▶ _Your task_:
Go through the data and copy every line exactly, but not the images.

▶ _Provided entries_:
= = = =

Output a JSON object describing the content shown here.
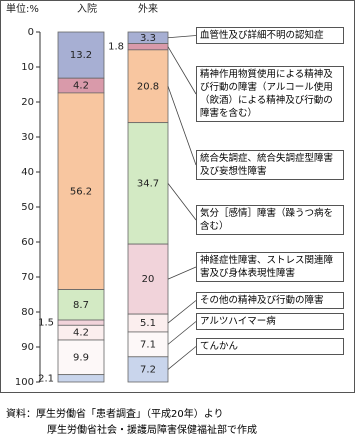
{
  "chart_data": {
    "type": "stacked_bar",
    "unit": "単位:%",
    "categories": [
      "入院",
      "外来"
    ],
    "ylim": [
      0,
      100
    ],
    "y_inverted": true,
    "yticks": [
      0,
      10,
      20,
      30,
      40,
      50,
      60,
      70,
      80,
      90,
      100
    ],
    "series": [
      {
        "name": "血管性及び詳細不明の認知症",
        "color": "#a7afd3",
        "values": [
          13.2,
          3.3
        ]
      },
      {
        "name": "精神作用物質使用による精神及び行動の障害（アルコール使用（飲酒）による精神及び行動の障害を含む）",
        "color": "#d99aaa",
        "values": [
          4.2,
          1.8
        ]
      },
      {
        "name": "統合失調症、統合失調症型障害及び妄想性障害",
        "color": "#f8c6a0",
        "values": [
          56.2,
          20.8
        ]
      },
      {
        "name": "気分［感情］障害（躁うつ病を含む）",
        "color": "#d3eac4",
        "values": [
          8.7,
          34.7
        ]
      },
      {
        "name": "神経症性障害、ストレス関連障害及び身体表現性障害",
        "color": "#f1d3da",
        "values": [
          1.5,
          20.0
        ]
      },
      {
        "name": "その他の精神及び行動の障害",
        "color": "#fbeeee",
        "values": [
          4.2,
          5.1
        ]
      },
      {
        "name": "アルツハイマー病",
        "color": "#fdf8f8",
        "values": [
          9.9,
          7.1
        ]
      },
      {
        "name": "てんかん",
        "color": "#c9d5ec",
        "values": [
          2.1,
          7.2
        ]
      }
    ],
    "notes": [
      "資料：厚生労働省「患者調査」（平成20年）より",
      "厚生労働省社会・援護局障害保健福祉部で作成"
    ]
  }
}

= = = =

▶ _Task response_:
Output a JSON object describing the content shown here.
{
  "chart_data": {
    "type": "stacked_bar",
    "unit": "単位:%",
    "categories": [
      "入院",
      "外来"
    ],
    "ylim": [
      0,
      100
    ],
    "y_inverted": true,
    "yticks": [
      0,
      10,
      20,
      30,
      40,
      50,
      60,
      70,
      80,
      90,
      100
    ],
    "series": [
      {
        "name": "血管性及び詳細不明の認知症",
        "color": "#a7afd3",
        "values": [
          13.2,
          3.3
        ]
      },
      {
        "name": "精神作用物質使用による精神及び行動の障害（アルコール使用（飲酒）による精神及び行動の障害を含む）",
        "color": "#d99aaa",
        "values": [
          4.2,
          1.8
        ]
      },
      {
        "name": "統合失調症、統合失調症型障害及び妄想性障害",
        "color": "#f8c6a0",
        "values": [
          56.2,
          20.8
        ]
      },
      {
        "name": "気分［感情］障害（躁うつ病を含む）",
        "color": "#d3eac4",
        "values": [
          8.7,
          34.7
        ]
      },
      {
        "name": "神経症性障害、ストレス関連障害及び身体表現性障害",
        "color": "#f1d3da",
        "values": [
          1.5,
          20.0
        ]
      },
      {
        "name": "その他の精神及び行動の障害",
        "color": "#fbeeee",
        "values": [
          4.2,
          5.1
        ]
      },
      {
        "name": "アルツハイマー病",
        "color": "#fdf8f8",
        "values": [
          9.9,
          7.1
        ]
      },
      {
        "name": "てんかん",
        "color": "#c9d5ec",
        "values": [
          2.1,
          7.2
        ]
      }
    ],
    "notes": [
      "資料：厚生労働省「患者調査」（平成20年）より",
      "厚生労働省社会・援護局障害保健福祉部で作成"
    ]
  }
}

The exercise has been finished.